THE TASK: Go through the entries below and copy each line containing the word "البخاري".

======

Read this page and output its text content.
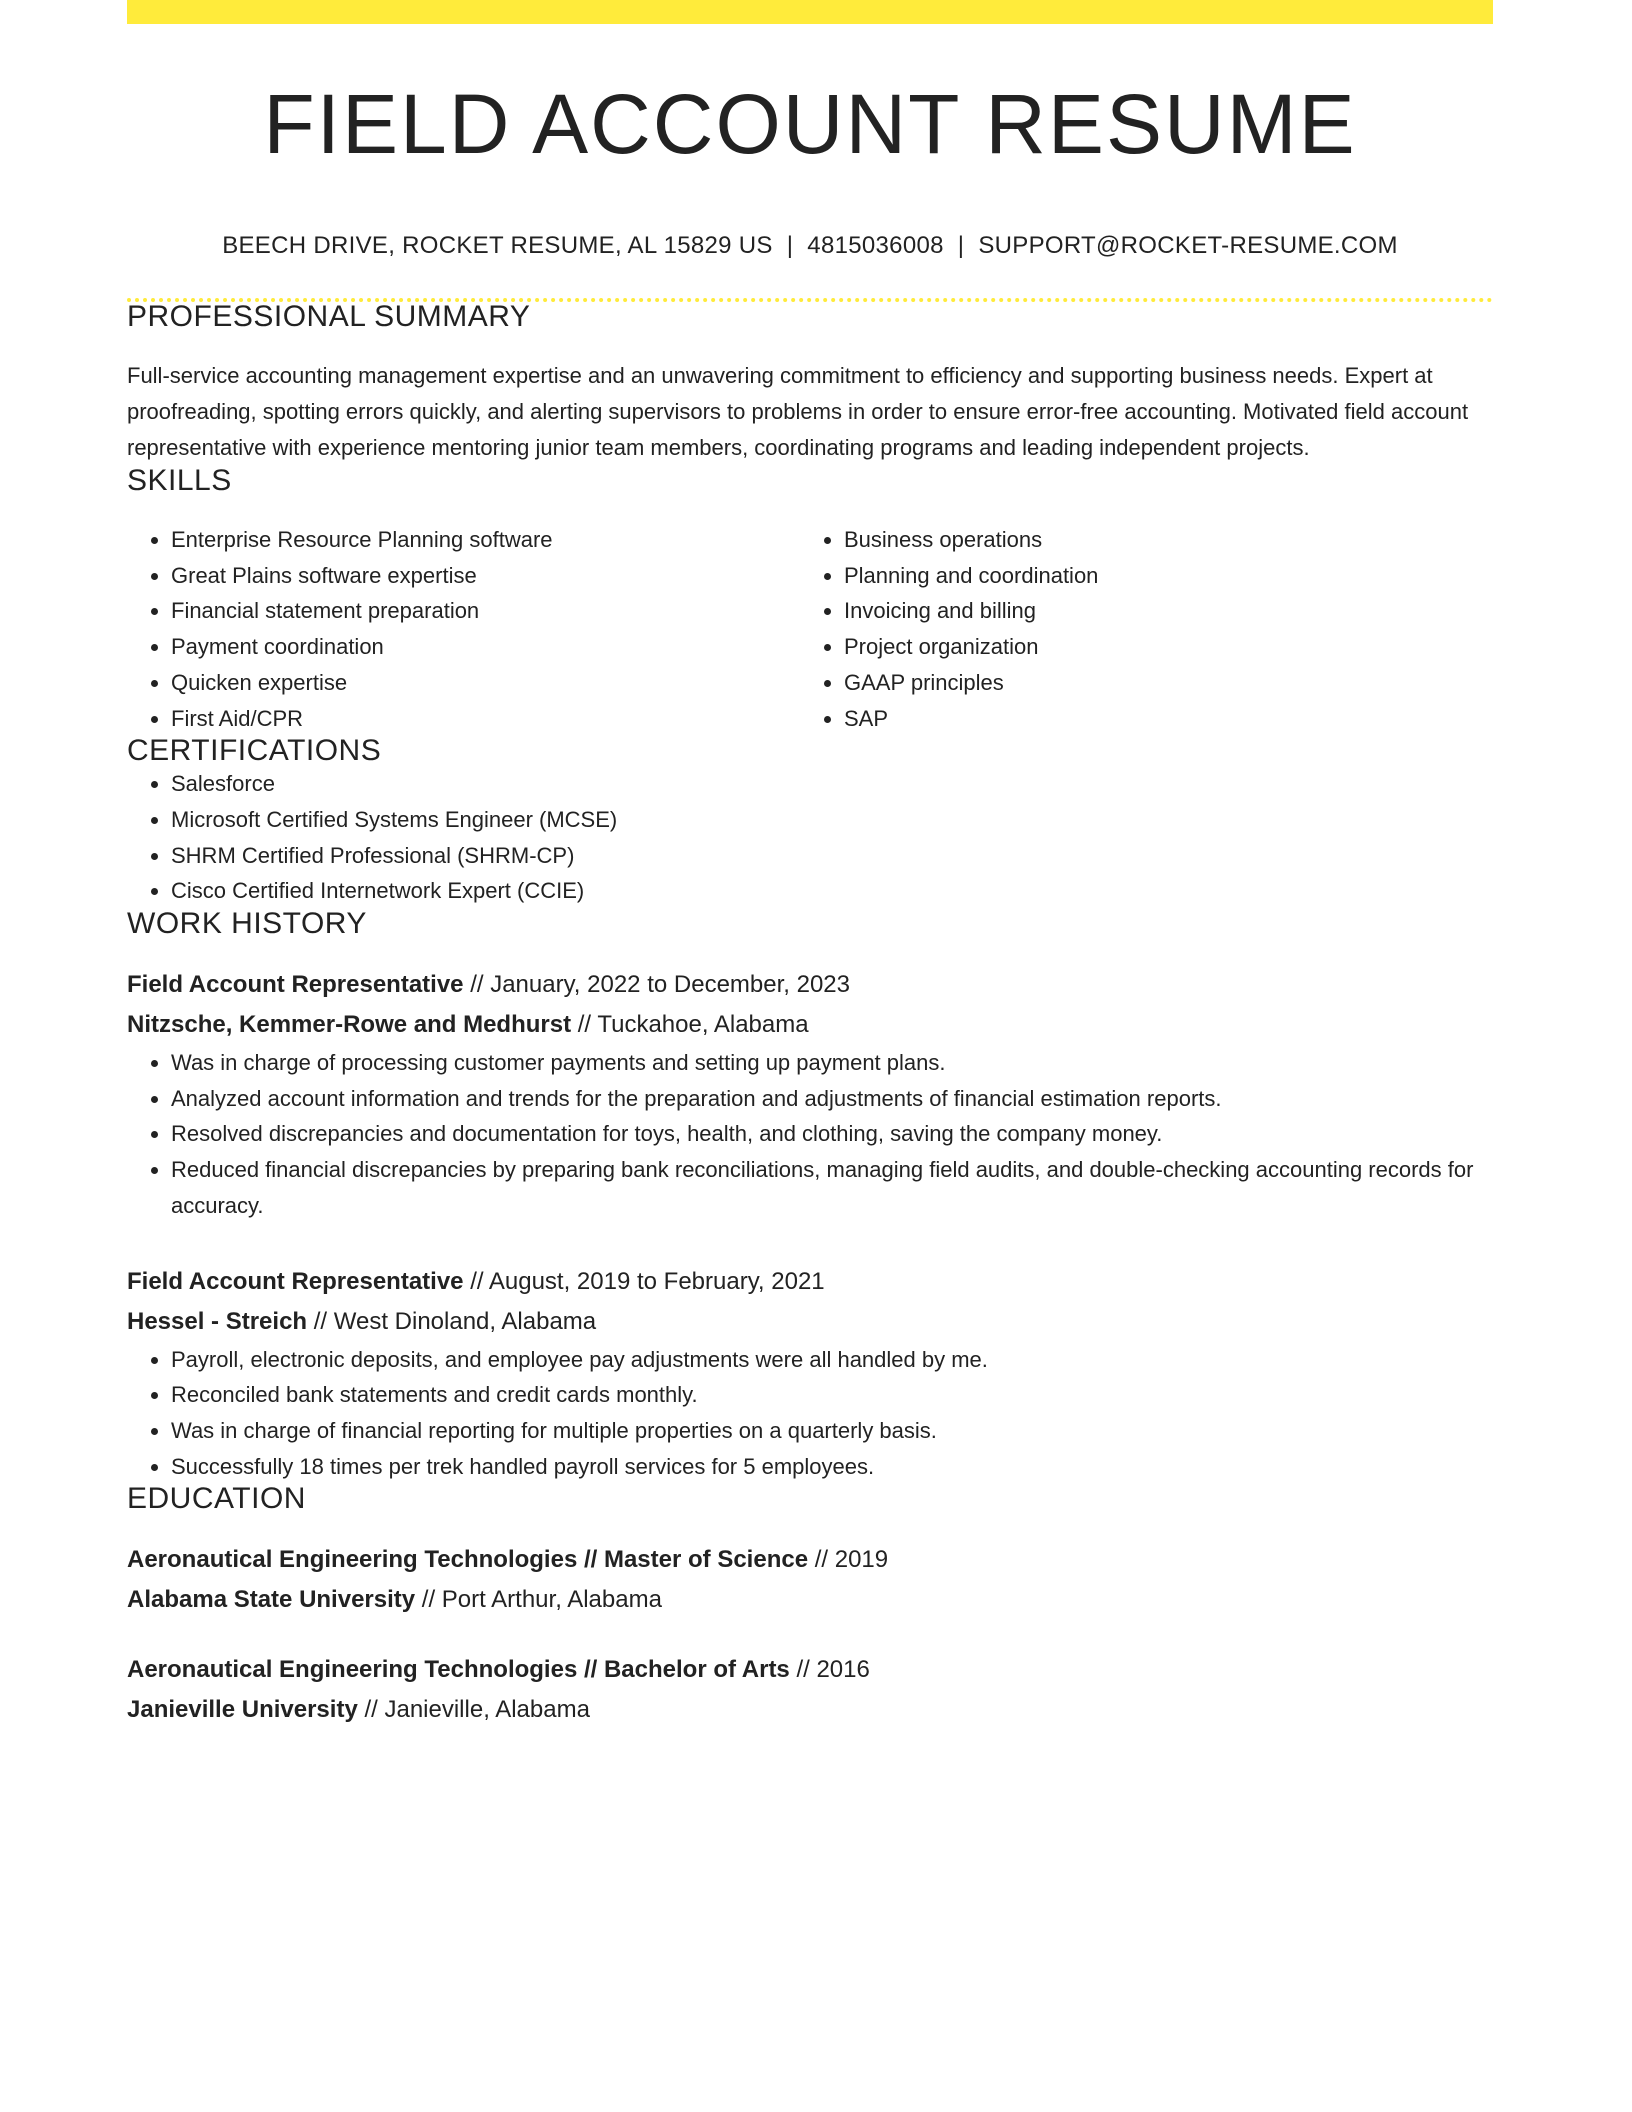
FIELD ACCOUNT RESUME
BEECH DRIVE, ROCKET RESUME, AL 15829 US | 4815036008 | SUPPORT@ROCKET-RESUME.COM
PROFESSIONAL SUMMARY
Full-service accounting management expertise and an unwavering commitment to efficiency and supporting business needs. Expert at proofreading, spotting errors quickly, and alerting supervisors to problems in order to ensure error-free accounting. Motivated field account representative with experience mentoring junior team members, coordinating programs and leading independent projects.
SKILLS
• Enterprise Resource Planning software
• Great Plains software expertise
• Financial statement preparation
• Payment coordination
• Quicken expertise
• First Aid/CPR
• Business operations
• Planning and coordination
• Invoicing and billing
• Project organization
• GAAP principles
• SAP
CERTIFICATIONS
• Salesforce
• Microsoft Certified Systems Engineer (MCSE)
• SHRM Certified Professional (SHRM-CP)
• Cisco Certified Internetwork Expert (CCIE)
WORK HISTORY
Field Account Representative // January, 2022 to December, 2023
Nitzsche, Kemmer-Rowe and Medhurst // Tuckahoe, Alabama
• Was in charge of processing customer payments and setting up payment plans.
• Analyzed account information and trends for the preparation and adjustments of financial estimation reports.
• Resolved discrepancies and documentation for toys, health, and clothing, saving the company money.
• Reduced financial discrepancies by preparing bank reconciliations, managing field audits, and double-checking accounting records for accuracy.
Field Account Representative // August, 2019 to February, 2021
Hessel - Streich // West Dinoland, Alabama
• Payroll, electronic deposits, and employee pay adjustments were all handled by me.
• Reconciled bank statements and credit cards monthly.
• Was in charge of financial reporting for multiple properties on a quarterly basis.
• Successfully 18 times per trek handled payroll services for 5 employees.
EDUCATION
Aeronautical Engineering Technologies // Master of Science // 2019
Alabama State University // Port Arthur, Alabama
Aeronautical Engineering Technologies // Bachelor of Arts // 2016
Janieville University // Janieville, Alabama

======

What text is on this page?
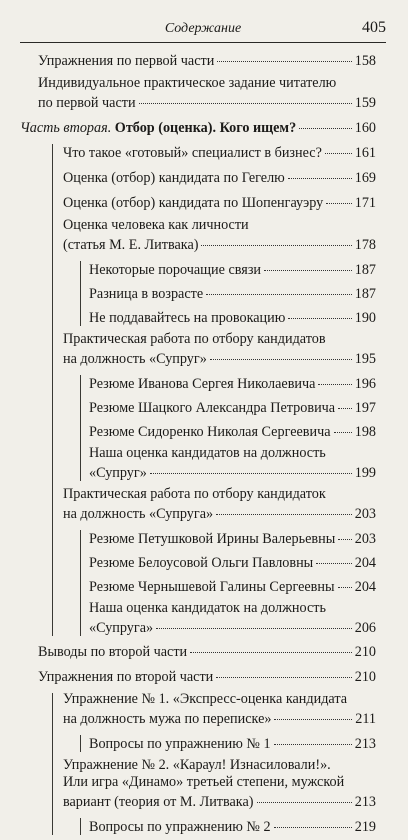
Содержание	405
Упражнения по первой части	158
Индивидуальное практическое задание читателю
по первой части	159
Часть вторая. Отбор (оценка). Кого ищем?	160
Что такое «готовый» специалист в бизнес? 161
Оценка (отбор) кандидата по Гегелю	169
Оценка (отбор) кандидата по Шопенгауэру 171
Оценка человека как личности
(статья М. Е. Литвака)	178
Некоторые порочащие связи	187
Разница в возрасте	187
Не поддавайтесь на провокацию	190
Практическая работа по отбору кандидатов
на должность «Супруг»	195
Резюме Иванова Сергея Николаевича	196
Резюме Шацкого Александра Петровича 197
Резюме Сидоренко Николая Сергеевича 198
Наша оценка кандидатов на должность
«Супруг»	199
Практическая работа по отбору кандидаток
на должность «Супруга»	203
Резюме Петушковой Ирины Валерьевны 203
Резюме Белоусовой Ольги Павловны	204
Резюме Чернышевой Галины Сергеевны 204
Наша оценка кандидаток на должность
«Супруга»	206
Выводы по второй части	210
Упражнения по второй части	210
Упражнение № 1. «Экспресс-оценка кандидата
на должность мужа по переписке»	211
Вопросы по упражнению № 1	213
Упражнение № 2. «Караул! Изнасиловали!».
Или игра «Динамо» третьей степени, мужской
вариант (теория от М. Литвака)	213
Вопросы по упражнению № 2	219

======

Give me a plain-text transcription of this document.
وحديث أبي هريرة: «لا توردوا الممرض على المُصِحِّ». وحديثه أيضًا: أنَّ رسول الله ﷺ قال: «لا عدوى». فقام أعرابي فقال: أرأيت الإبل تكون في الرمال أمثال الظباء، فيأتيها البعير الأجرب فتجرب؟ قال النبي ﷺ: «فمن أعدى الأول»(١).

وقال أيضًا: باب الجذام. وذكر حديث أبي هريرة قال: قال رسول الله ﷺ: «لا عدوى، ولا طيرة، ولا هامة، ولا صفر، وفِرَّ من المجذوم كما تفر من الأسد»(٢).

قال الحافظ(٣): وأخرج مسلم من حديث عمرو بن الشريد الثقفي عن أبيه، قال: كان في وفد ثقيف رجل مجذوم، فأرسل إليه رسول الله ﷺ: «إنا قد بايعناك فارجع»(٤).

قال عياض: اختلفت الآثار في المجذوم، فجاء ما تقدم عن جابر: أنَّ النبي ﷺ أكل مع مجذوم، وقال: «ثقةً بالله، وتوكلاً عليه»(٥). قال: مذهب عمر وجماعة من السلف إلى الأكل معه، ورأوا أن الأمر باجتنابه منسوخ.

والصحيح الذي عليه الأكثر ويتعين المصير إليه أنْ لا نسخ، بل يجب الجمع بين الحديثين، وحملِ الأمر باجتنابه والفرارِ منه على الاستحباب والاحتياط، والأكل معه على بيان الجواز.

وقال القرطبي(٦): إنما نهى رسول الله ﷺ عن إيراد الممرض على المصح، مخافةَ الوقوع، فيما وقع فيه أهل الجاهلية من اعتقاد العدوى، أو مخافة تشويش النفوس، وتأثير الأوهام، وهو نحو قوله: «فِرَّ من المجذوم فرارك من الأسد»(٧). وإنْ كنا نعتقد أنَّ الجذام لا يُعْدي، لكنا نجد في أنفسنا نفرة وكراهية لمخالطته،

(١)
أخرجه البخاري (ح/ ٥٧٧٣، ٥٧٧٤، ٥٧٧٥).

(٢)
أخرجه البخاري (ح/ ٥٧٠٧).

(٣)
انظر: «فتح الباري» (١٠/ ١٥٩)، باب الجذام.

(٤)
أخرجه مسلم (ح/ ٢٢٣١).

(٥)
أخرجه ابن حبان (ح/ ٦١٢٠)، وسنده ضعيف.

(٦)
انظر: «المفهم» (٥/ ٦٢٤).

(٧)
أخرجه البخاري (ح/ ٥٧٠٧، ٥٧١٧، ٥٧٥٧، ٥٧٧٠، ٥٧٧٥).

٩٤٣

======

SOLUTION TO THIS PROBLEM:
أخرجه البخاري (ح/ ٥٧٧٣، ٥٧٧٤، ٥٧٧٥).
أخرجه البخاري (ح/ ٥٧٠٧).
أخرجه البخاري (ح/ ٥٧٠٧، ٥٧١٧، ٥٧٥٧، ٥٧٧٠، ٥٧٧٥).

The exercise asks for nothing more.